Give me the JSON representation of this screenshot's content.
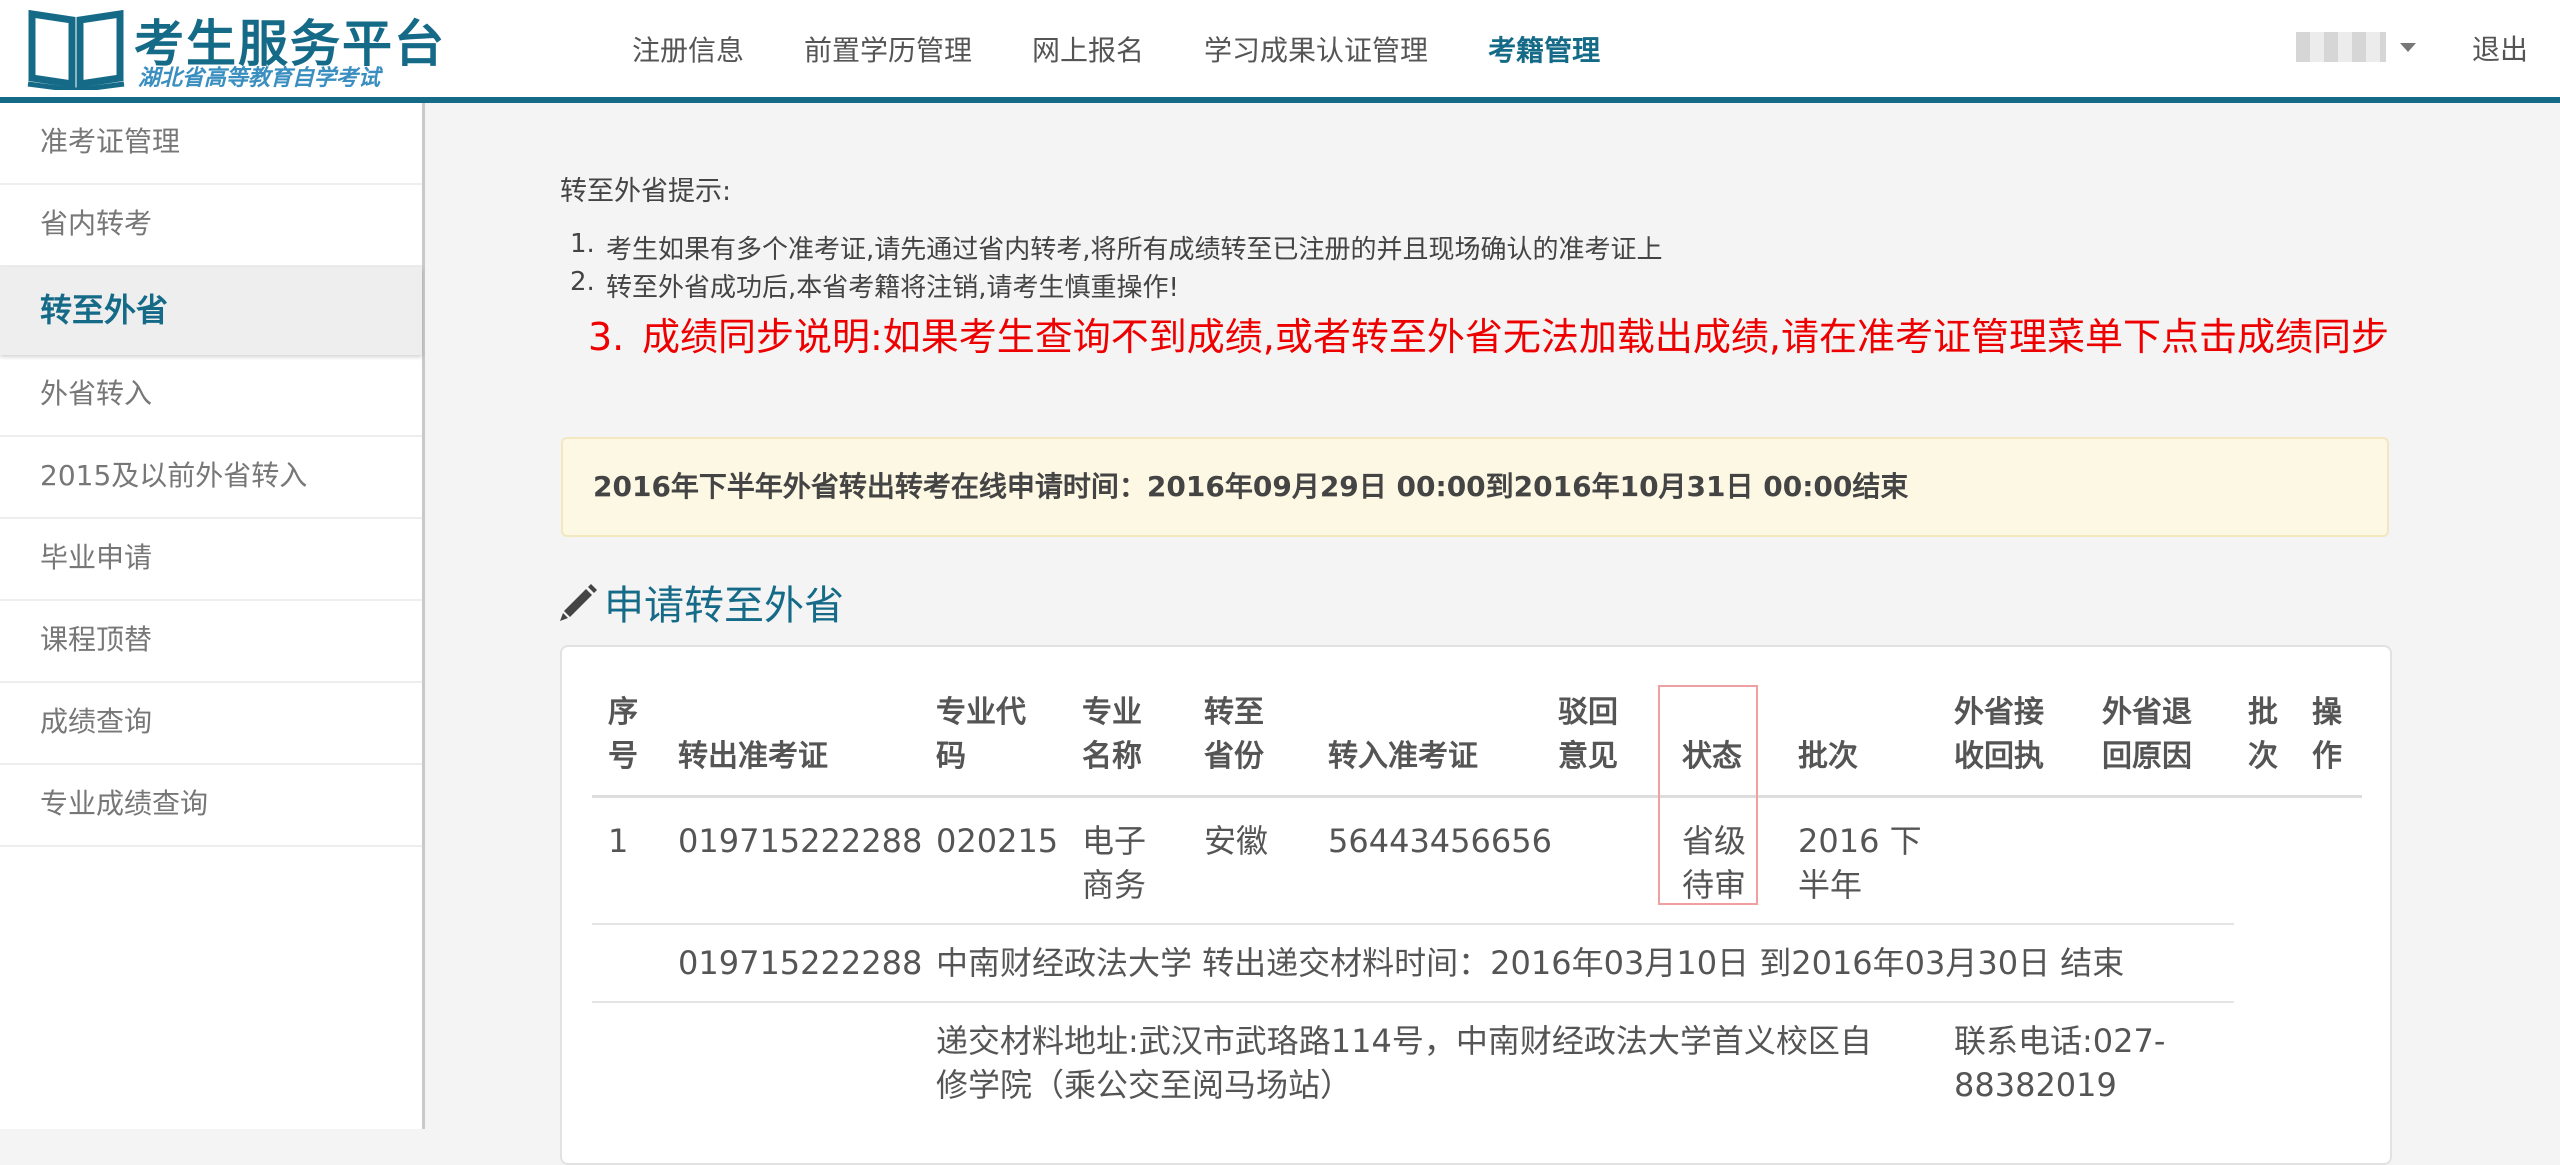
{
  "header": {
    "logo_title": "考生服务平台",
    "logo_subtitle": "湖北省高等教育自学考试",
    "nav": [
      "注册信息",
      "前置学历管理",
      "网上报名",
      "学习成果认证管理",
      "考籍管理"
    ],
    "nav_active_index": 4,
    "logout": "退出"
  },
  "sidebar": {
    "items": [
      {
        "label": "准考证管理"
      },
      {
        "label": "省内转考"
      },
      {
        "label": "转至外省"
      },
      {
        "label": "外省转入"
      },
      {
        "label": "2015及以前外省转入"
      },
      {
        "label": "毕业申请"
      },
      {
        "label": "课程顶替"
      },
      {
        "label": "成绩查询"
      },
      {
        "label": "专业成绩查询"
      }
    ],
    "active_index": 2
  },
  "main": {
    "tips_title": "转至外省提示:",
    "tips": [
      {
        "num": "1.",
        "text": "考生如果有多个准考证,请先通过省内转考,将所有成绩转至已注册的并且现场确认的准考证上"
      },
      {
        "num": "2.",
        "text": "转至外省成功后,本省考籍将注销,请考生慎重操作!"
      },
      {
        "num": "3.",
        "text": "成绩同步说明:如果考生查询不到成绩,或者转至外省无法加载出成绩,请在准考证管理菜单下点击成绩同步"
      }
    ],
    "notice": "2016年下半年外省转出转考在线申请时间：2016年09月29日 00:00到2016年10月31日 00:00结束",
    "section_title": "申请转至外省",
    "table": {
      "headers": [
        "序号",
        "转出准考证",
        "专业代码",
        "专业名称",
        "转至省份",
        "转入准考证",
        "驳回意见",
        "状态",
        "批次",
        "外省接收回执",
        "外省退回原因",
        "批次",
        "操作"
      ],
      "rows": [
        {
          "seq": "1",
          "out_ticket": "019715222288",
          "major_code": "020215",
          "major_name": "电子商务",
          "to_province": "安徽",
          "in_ticket": "56443456656",
          "reject": "",
          "status": "省级待审",
          "batch": "2016 下半年",
          "receipt": "",
          "return_reason": "",
          "batch2": "",
          "operation": ""
        }
      ],
      "detail_ticket": "019715222288",
      "detail_school": "中南财经政法大学 转出递交材料时间：2016年03月10日 到2016年03月30日 结束",
      "detail_address": "递交材料地址:武汉市武珞路114号，中南财经政法大学首义校区自修学院（乘公交至阅马场站）",
      "detail_phone": "联系电话:027-88382019"
    }
  },
  "colors": {
    "brand": "#156b87",
    "warning_text": "#ee0000",
    "notice_bg": "#fcf8e4",
    "status_highlight": "#f0a0a0"
  }
}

----

| THE REQUEST |
Quote every line of the records above exactly; no picture is to be copied.

| SOLVED EXERCISE |
Give me the JSON representation of this screenshot's content.
{
  "header": {
    "logo_title": "考生服务平台",
    "logo_subtitle": "湖北省高等教育自学考试",
    "nav": [
      "注册信息",
      "前置学历管理",
      "网上报名",
      "学习成果认证管理",
      "考籍管理"
    ],
    "nav_active_index": 4,
    "logout": "退出"
  },
  "sidebar": {
    "items": [
      {
        "label": "准考证管理"
      },
      {
        "label": "省内转考"
      },
      {
        "label": "转至外省"
      },
      {
        "label": "外省转入"
      },
      {
        "label": "2015及以前外省转入"
      },
      {
        "label": "毕业申请"
      },
      {
        "label": "课程顶替"
      },
      {
        "label": "成绩查询"
      },
      {
        "label": "专业成绩查询"
      }
    ],
    "active_index": 2
  },
  "main": {
    "tips_title": "转至外省提示:",
    "tips": [
      {
        "num": "1.",
        "text": "考生如果有多个准考证,请先通过省内转考,将所有成绩转至已注册的并且现场确认的准考证上"
      },
      {
        "num": "2.",
        "text": "转至外省成功后,本省考籍将注销,请考生慎重操作!"
      },
      {
        "num": "3.",
        "text": "成绩同步说明:如果考生查询不到成绩,或者转至外省无法加载出成绩,请在准考证管理菜单下点击成绩同步"
      }
    ],
    "notice": "2016年下半年外省转出转考在线申请时间：2016年09月29日 00:00到2016年10月31日 00:00结束",
    "section_title": "申请转至外省",
    "table": {
      "headers": [
        "序号",
        "转出准考证",
        "专业代码",
        "专业名称",
        "转至省份",
        "转入准考证",
        "驳回意见",
        "状态",
        "批次",
        "外省接收回执",
        "外省退回原因",
        "批次",
        "操作"
      ],
      "rows": [
        {
          "seq": "1",
          "out_ticket": "019715222288",
          "major_code": "020215",
          "major_name": "电子商务",
          "to_province": "安徽",
          "in_ticket": "56443456656",
          "reject": "",
          "status": "省级待审",
          "batch": "2016 下半年",
          "receipt": "",
          "return_reason": "",
          "batch2": "",
          "operation": ""
        }
      ],
      "detail_ticket": "019715222288",
      "detail_school": "中南财经政法大学 转出递交材料时间：2016年03月10日 到2016年03月30日 结束",
      "detail_address": "递交材料地址:武汉市武珞路114号，中南财经政法大学首义校区自修学院（乘公交至阅马场站）",
      "detail_phone": "联系电话:027-88382019"
    }
  },
  "colors": {
    "brand": "#156b87",
    "warning_text": "#ee0000",
    "notice_bg": "#fcf8e4",
    "status_highlight": "#f0a0a0"
  }
}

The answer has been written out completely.